▸ Objective:
Please switch "Localize" to "Locate" in the listing below, from its first line through the line holding "257, 482, 269]", inclusive, and return only those lines with nothing else changed.

▸ Material:
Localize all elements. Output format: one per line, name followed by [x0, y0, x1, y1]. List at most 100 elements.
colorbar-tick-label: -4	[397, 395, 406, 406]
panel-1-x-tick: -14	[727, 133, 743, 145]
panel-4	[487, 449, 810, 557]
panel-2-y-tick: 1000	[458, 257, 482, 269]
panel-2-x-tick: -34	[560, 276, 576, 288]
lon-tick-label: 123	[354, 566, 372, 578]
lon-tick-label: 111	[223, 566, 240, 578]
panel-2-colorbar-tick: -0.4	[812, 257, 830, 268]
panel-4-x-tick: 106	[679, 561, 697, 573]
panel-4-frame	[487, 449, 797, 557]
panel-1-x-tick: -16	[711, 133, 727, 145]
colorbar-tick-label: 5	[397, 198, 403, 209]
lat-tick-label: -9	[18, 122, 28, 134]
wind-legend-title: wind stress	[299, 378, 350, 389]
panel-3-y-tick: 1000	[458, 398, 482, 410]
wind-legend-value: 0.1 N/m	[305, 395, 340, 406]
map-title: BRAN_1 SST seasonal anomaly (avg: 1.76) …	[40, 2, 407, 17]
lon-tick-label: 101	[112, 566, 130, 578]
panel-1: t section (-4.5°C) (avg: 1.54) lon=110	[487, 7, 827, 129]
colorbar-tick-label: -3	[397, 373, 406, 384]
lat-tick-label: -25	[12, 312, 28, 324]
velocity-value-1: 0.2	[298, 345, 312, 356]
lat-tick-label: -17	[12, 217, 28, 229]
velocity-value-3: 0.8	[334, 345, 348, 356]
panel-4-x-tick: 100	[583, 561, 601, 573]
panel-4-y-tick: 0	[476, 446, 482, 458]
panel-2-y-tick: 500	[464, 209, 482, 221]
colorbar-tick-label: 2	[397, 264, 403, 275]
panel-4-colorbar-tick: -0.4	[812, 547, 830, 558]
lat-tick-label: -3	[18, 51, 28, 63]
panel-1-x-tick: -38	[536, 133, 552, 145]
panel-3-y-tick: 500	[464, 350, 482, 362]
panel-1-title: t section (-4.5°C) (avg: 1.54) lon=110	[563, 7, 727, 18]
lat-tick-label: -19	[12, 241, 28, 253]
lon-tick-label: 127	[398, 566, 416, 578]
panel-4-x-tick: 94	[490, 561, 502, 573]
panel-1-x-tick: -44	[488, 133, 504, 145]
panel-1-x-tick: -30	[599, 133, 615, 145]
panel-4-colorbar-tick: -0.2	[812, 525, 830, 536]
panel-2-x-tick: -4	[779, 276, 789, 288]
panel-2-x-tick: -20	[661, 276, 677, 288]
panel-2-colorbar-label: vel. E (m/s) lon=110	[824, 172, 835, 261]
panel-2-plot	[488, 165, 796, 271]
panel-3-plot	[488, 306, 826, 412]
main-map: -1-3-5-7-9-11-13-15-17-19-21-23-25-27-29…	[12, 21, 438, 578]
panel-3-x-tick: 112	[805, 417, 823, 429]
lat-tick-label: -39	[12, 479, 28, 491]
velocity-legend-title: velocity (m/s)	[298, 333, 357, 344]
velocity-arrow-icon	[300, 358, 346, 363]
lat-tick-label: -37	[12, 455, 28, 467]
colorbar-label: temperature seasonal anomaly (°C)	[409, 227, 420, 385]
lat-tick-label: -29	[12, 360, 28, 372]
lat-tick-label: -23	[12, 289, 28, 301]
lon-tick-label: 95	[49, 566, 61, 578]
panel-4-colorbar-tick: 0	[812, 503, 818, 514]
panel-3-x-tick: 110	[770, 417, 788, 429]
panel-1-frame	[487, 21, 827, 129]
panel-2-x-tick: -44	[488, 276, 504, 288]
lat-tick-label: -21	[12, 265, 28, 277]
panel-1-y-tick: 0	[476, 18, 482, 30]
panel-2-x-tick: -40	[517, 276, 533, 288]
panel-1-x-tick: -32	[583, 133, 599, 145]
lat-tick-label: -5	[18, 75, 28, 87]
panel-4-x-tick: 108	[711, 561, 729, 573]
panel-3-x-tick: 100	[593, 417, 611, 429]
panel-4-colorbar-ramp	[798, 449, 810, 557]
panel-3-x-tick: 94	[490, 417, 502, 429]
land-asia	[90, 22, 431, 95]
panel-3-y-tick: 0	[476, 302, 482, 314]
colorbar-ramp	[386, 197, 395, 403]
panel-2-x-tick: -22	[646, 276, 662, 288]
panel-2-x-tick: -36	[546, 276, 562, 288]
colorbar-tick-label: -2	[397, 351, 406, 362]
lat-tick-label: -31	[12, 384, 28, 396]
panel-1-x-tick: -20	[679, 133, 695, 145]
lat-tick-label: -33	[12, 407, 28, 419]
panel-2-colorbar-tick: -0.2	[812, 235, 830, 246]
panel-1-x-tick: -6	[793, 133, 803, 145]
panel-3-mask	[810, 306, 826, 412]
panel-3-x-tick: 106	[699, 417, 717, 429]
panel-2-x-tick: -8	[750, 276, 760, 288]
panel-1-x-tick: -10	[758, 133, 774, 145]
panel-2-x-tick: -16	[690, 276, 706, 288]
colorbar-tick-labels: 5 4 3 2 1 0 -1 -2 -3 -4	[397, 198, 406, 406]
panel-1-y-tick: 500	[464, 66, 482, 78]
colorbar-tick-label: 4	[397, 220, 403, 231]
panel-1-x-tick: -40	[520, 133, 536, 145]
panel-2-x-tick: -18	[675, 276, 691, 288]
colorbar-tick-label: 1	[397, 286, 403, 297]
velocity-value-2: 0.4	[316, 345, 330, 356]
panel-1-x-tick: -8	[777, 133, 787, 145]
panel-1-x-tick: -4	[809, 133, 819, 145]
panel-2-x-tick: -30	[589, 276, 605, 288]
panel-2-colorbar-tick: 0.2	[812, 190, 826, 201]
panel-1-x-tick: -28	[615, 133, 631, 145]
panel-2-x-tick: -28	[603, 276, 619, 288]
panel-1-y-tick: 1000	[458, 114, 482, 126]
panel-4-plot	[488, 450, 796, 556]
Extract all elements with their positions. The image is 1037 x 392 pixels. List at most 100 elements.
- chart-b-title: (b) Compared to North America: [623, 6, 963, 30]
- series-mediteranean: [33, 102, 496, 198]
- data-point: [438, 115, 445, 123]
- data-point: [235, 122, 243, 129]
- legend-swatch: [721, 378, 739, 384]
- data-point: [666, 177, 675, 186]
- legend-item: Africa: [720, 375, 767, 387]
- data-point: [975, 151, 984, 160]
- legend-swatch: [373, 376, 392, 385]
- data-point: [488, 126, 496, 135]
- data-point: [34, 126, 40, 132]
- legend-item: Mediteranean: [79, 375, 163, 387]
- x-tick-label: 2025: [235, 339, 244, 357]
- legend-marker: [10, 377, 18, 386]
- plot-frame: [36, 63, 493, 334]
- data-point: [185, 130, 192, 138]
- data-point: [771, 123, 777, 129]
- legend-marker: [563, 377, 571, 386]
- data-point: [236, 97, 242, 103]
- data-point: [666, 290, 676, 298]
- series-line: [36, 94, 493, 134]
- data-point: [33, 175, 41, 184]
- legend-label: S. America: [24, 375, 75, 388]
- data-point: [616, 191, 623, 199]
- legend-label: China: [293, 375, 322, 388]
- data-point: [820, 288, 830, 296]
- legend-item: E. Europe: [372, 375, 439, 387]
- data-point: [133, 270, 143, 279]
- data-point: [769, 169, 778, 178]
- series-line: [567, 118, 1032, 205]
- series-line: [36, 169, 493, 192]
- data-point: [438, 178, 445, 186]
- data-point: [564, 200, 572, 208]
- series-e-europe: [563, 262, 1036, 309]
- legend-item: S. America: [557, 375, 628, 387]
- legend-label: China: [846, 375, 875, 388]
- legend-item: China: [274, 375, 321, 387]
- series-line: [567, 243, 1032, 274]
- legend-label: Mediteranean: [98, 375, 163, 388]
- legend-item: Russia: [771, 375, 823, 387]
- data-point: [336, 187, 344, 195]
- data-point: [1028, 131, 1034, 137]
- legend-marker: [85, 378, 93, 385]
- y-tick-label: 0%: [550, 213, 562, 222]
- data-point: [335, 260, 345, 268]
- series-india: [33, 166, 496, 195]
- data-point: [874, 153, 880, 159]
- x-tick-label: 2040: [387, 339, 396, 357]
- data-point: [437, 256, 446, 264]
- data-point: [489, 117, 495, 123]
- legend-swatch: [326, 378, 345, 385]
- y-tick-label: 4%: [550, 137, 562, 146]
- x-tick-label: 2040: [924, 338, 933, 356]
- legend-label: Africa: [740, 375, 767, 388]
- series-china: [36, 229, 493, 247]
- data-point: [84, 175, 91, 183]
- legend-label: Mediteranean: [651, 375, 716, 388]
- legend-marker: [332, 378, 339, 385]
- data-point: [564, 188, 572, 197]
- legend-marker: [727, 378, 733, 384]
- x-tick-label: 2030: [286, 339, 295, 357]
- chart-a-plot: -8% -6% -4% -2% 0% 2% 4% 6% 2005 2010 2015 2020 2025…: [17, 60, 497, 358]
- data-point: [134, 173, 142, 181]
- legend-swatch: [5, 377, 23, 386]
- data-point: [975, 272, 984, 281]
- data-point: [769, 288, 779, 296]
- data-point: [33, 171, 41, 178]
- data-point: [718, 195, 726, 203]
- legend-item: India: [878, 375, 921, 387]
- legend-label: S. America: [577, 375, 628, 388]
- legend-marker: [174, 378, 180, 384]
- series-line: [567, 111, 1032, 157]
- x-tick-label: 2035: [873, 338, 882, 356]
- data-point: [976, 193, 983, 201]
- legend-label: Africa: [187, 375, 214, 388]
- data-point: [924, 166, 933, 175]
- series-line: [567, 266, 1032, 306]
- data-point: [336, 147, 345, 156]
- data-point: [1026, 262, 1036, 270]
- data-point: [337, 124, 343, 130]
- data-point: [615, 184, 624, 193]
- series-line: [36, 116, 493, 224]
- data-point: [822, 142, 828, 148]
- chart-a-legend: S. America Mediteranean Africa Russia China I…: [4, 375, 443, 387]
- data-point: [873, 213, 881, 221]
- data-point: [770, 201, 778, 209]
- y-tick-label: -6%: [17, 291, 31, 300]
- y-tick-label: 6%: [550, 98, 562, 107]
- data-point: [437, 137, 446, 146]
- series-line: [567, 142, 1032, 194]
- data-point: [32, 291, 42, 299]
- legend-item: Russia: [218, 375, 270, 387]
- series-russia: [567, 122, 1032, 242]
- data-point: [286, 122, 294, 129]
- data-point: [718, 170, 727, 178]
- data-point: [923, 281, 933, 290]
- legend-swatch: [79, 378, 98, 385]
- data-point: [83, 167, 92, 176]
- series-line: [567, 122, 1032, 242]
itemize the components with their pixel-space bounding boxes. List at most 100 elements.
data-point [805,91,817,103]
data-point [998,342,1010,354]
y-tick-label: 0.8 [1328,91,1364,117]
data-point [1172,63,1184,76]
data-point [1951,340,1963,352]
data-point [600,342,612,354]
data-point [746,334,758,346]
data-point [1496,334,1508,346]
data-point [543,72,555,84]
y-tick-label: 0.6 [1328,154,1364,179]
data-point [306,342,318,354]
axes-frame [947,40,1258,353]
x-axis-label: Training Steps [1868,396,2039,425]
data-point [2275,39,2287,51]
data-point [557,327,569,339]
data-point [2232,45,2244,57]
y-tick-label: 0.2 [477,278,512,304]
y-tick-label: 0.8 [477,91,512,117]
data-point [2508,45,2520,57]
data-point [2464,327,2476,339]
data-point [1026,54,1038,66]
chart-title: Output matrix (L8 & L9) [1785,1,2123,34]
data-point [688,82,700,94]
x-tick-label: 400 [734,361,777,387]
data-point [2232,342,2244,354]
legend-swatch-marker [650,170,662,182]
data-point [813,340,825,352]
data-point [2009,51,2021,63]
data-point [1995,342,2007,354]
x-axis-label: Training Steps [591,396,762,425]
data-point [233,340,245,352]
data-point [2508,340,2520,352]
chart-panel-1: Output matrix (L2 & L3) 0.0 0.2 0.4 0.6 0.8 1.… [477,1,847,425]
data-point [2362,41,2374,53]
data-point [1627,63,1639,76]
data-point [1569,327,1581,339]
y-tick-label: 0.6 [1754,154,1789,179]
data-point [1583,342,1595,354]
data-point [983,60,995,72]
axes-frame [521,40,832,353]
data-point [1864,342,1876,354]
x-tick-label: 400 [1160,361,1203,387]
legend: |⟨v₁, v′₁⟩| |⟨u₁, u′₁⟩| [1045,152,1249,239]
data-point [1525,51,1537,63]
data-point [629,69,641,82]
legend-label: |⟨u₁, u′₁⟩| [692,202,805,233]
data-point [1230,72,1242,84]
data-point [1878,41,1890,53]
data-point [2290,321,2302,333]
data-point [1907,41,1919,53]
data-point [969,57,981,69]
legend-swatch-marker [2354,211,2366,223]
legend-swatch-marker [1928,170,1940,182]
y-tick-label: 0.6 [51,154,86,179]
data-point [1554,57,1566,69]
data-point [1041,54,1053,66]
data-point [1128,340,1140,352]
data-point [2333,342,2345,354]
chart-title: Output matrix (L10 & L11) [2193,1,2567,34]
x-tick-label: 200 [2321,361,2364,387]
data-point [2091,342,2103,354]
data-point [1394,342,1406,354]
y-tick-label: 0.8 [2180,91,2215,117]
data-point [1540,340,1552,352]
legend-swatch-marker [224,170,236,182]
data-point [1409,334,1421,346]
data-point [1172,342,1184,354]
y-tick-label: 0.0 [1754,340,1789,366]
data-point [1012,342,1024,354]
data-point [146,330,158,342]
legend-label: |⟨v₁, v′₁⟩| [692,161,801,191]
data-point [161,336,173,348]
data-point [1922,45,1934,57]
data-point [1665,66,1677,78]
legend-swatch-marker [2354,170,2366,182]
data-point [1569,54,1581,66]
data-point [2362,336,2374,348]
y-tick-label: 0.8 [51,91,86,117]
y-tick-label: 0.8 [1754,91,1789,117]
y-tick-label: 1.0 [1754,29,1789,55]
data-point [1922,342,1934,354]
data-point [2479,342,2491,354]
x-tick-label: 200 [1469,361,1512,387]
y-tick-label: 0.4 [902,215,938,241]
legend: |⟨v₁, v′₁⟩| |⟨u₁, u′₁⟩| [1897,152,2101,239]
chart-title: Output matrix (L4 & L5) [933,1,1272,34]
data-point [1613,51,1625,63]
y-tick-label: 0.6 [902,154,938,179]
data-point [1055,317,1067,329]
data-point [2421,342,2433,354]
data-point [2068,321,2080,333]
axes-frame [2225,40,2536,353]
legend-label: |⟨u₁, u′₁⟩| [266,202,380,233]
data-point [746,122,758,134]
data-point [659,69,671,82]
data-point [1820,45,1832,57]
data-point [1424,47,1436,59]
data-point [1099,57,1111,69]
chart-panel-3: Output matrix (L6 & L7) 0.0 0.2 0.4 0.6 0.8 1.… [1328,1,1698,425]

▸ Expected output:
Locate all elements. Output format: one per line, name followed by [x0, y0, x1, y1]. List at most 100 elements.
colorbar-tick-label: -4	[397, 395, 406, 406]
panel-1-x-tick: -14	[727, 133, 743, 145]
panel-4	[487, 449, 810, 557]
panel-2-y-tick: 1000	[458, 257, 482, 269]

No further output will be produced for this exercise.